'''

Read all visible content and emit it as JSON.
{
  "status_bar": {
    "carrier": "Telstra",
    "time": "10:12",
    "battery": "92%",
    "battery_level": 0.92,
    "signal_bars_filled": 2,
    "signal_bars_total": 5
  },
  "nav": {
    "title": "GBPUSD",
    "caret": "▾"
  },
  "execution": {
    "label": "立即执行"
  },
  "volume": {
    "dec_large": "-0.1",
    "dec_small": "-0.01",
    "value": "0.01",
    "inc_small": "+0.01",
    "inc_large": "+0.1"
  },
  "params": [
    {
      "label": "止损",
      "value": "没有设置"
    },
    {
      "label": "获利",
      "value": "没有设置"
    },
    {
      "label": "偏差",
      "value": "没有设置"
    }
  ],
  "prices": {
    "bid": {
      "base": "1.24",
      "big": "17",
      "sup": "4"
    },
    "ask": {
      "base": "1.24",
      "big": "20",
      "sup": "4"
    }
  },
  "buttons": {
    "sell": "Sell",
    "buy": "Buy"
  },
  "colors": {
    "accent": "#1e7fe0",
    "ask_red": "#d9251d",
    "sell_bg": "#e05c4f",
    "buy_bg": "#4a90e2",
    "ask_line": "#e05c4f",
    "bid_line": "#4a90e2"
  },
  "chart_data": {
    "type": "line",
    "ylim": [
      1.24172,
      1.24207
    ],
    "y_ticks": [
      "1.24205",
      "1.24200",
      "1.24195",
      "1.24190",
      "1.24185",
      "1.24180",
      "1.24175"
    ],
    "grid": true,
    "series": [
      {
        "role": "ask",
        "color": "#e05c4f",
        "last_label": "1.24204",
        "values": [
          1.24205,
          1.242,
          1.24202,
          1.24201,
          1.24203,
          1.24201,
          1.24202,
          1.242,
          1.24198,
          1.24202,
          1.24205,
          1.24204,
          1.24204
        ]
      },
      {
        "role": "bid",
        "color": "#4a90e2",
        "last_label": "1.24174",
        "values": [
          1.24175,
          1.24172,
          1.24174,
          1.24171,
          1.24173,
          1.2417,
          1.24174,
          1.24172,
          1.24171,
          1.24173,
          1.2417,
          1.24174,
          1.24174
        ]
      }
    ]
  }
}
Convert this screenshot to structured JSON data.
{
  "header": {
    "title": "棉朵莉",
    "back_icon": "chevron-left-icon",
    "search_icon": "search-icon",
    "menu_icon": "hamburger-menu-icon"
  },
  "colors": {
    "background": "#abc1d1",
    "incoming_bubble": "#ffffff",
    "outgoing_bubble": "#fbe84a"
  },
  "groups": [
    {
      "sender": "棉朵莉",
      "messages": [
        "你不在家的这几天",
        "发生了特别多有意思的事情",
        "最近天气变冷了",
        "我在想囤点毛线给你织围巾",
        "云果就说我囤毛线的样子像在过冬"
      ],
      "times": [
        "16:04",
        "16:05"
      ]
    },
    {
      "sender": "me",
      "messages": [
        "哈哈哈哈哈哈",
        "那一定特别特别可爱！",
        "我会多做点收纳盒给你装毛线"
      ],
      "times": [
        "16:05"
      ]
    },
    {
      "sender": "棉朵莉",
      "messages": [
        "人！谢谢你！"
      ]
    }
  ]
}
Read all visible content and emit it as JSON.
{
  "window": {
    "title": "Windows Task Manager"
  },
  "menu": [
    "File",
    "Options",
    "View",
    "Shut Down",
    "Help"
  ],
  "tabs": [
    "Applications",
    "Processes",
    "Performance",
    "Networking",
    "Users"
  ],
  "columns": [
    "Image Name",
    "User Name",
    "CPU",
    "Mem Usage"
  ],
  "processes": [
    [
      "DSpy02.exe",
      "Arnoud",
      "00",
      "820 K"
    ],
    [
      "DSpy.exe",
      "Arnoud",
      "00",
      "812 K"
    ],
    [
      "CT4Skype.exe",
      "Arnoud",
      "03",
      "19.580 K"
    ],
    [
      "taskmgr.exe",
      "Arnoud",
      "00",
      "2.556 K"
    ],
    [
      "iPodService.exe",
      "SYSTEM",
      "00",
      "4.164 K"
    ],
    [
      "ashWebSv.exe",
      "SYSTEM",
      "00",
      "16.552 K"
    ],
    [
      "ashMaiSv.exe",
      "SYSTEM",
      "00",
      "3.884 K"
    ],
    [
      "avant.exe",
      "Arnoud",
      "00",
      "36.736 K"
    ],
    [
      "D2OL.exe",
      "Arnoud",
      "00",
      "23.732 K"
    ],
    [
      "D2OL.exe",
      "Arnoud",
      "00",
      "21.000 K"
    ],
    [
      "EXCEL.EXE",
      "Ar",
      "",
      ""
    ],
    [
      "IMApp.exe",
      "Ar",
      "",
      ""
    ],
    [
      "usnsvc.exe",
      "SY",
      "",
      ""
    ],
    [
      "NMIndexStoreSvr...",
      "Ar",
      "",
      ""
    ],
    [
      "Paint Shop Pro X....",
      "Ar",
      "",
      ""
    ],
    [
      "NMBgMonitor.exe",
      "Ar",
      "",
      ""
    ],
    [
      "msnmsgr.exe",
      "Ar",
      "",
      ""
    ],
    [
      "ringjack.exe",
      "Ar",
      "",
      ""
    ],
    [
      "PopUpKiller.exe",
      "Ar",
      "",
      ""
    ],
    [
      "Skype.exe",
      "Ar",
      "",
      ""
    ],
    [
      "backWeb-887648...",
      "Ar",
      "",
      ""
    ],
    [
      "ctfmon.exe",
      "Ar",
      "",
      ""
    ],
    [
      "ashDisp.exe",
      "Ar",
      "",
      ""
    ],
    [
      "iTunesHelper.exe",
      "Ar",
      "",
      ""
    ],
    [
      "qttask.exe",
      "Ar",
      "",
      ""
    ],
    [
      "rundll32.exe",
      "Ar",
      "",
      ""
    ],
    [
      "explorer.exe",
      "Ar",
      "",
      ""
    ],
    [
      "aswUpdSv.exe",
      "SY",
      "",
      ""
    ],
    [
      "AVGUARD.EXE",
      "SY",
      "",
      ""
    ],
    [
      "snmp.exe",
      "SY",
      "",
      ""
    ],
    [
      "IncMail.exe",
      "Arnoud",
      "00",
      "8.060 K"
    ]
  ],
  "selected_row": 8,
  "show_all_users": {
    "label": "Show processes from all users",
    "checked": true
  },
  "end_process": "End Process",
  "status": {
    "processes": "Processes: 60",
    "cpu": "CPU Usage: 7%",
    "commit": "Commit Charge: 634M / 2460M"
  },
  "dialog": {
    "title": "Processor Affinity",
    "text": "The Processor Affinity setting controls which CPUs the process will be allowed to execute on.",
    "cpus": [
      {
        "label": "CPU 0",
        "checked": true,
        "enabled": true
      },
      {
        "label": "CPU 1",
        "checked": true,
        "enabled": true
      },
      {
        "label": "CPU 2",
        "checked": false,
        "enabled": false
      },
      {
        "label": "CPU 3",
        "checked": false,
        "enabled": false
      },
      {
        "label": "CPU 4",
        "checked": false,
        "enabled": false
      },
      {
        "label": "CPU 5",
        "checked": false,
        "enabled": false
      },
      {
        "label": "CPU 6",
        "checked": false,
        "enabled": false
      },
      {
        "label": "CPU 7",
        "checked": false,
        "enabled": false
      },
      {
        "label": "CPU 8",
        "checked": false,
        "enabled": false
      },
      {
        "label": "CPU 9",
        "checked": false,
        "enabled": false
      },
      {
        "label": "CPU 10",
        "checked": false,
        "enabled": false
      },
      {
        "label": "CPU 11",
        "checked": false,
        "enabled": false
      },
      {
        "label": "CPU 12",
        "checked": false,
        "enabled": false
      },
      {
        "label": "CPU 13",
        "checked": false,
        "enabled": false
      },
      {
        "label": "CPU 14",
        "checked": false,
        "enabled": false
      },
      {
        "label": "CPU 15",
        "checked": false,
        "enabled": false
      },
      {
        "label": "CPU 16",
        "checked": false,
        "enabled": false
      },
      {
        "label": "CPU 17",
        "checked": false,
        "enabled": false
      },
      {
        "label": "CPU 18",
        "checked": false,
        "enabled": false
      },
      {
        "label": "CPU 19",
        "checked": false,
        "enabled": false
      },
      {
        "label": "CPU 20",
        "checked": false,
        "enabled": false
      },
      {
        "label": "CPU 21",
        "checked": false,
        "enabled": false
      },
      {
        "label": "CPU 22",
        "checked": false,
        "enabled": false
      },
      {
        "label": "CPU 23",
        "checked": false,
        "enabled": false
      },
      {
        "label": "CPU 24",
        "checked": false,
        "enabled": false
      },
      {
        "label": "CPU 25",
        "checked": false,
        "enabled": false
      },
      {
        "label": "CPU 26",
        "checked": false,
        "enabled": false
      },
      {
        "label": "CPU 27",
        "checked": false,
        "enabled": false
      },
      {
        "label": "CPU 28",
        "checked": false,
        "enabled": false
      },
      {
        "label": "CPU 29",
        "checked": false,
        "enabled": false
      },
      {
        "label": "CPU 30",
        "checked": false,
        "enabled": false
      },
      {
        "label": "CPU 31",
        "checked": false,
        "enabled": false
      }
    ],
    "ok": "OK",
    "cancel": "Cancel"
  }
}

'''

Goal: Filter the listing above for the string "Affinity" and copy every matching line.

Exercise output:
    "title": "Processor Affinity",
    "text": "The Processor Affinity setting controls which CPUs the process will be allowed to execute on.",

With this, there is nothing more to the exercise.